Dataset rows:
★ ★ ★ ★
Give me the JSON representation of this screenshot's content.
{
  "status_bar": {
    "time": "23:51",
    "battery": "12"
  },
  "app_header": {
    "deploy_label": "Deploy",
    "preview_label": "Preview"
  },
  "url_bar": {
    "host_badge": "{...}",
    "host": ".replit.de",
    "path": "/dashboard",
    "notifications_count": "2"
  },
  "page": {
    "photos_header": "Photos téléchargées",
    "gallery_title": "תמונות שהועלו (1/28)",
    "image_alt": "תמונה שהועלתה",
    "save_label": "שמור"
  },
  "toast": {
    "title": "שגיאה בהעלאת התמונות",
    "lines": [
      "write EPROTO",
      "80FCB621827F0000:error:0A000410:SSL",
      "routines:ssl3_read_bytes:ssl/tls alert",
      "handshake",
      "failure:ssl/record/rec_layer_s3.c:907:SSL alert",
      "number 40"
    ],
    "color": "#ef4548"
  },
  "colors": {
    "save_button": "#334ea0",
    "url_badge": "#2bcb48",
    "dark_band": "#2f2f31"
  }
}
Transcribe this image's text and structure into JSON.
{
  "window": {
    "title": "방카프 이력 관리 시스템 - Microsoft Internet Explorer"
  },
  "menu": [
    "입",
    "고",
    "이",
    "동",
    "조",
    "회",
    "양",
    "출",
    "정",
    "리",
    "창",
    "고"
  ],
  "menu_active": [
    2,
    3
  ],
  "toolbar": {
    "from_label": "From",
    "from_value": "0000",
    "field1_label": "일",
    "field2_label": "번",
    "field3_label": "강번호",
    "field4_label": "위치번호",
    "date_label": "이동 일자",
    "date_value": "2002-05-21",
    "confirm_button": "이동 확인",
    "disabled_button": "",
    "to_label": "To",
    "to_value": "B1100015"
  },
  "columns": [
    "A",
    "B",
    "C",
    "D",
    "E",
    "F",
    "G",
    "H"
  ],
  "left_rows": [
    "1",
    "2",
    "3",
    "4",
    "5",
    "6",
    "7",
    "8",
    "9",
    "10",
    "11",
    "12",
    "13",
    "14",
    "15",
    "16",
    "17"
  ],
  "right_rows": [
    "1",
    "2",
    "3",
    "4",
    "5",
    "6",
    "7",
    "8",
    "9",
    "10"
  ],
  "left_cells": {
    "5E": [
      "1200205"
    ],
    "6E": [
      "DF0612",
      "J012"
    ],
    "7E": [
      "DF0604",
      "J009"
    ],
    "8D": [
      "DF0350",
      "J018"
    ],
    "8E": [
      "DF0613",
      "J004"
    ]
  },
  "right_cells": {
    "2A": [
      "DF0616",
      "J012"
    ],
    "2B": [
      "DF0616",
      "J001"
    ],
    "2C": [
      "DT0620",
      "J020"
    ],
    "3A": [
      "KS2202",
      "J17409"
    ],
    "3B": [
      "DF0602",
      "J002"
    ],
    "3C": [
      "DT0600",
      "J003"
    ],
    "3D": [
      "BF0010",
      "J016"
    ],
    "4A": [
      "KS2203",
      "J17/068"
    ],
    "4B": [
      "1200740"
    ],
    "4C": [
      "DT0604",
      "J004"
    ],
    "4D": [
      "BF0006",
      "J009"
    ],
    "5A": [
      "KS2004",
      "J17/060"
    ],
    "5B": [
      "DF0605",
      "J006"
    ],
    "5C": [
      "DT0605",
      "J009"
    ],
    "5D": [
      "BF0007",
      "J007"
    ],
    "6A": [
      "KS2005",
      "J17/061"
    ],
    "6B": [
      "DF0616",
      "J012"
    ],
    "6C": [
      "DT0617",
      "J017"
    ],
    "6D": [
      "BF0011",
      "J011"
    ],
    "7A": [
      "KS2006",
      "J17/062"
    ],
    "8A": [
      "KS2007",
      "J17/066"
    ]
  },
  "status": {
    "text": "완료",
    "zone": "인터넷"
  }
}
★ ★ ★ ★
## Instructions to follow
Make an exact copy of every entry.

## Result
Give me the JSON representation of this screenshot's content.
{
  "status_bar": {
    "time": "23:51",
    "battery": "12"
  },
  "app_header": {
    "deploy_label": "Deploy",
    "preview_label": "Preview"
  },
  "url_bar": {
    "host_badge": "{...}",
    "host": ".replit.de",
    "path": "/dashboard",
    "notifications_count": "2"
  },
  "page": {
    "photos_header": "Photos téléchargées",
    "gallery_title": "תמונות שהועלו (1/28)",
    "image_alt": "תמונה שהועלתה",
    "save_label": "שמור"
  },
  "toast": {
    "title": "שגיאה בהעלאת התמונות",
    "lines": [
      "write EPROTO",
      "80FCB621827F0000:error:0A000410:SSL",
      "routines:ssl3_read_bytes:ssl/tls alert",
      "handshake",
      "failure:ssl/record/rec_layer_s3.c:907:SSL alert",
      "number 40"
    ],
    "color": "#ef4548"
  },
  "colors": {
    "save_button": "#334ea0",
    "url_badge": "#2bcb48",
    "dark_band": "#2f2f31"
  }
}
Transcribe this image's text and structure into JSON.
{
  "window": {
    "title": "방카프 이력 관리 시스템 - Microsoft Internet Explorer"
  },
  "menu": [
    "입",
    "고",
    "이",
    "동",
    "조",
    "회",
    "양",
    "출",
    "정",
    "리",
    "창",
    "고"
  ],
  "menu_active": [
    2,
    3
  ],
  "toolbar": {
    "from_label": "From",
    "from_value": "0000",
    "field1_label": "일",
    "field2_label": "번",
    "field3_label": "강번호",
    "field4_label": "위치번호",
    "date_label": "이동 일자",
    "date_value": "2002-05-21",
    "confirm_button": "이동 확인",
    "disabled_button": "",
    "to_label": "To",
    "to_value": "B1100015"
  },
  "columns": [
    "A",
    "B",
    "C",
    "D",
    "E",
    "F",
    "G",
    "H"
  ],
  "left_rows": [
    "1",
    "2",
    "3",
    "4",
    "5",
    "6",
    "7",
    "8",
    "9",
    "10",
    "11",
    "12",
    "13",
    "14",
    "15",
    "16",
    "17"
  ],
  "right_rows": [
    "1",
    "2",
    "3",
    "4",
    "5",
    "6",
    "7",
    "8",
    "9",
    "10"
  ],
  "left_cells": {
    "5E": [
      "1200205"
    ],
    "6E": [
      "DF0612",
      "J012"
    ],
    "7E": [
      "DF0604",
      "J009"
    ],
    "8D": [
      "DF0350",
      "J018"
    ],
    "8E": [
      "DF0613",
      "J004"
    ]
  },
  "right_cells": {
    "2A": [
      "DF0616",
      "J012"
    ],
    "2B": [
      "DF0616",
      "J001"
    ],
    "2C": [
      "DT0620",
      "J020"
    ],
    "3A": [
      "KS2202",
      "J17409"
    ],
    "3B": [
      "DF0602",
      "J002"
    ],
    "3C": [
      "DT0600",
      "J003"
    ],
    "3D": [
      "BF0010",
      "J016"
    ],
    "4A": [
      "KS2203",
      "J17/068"
    ],
    "4B": [
      "1200740"
    ],
    "4C": [
      "DT0604",
      "J004"
    ],
    "4D": [
      "BF0006",
      "J009"
    ],
    "5A": [
      "KS2004",
      "J17/060"
    ],
    "5B": [
      "DF0605",
      "J006"
    ],
    "5C": [
      "DT0605",
      "J009"
    ],
    "5D": [
      "BF0007",
      "J007"
    ],
    "6A": [
      "KS2005",
      "J17/061"
    ],
    "6B": [
      "DF0616",
      "J012"
    ],
    "6C": [
      "DT0617",
      "J017"
    ],
    "6D": [
      "BF0011",
      "J011"
    ],
    "7A": [
      "KS2006",
      "J17/062"
    ],
    "8A": [
      "KS2007",
      "J17/066"
    ]
  },
  "status": {
    "text": "완료",
    "zone": "인터넷"
  }
}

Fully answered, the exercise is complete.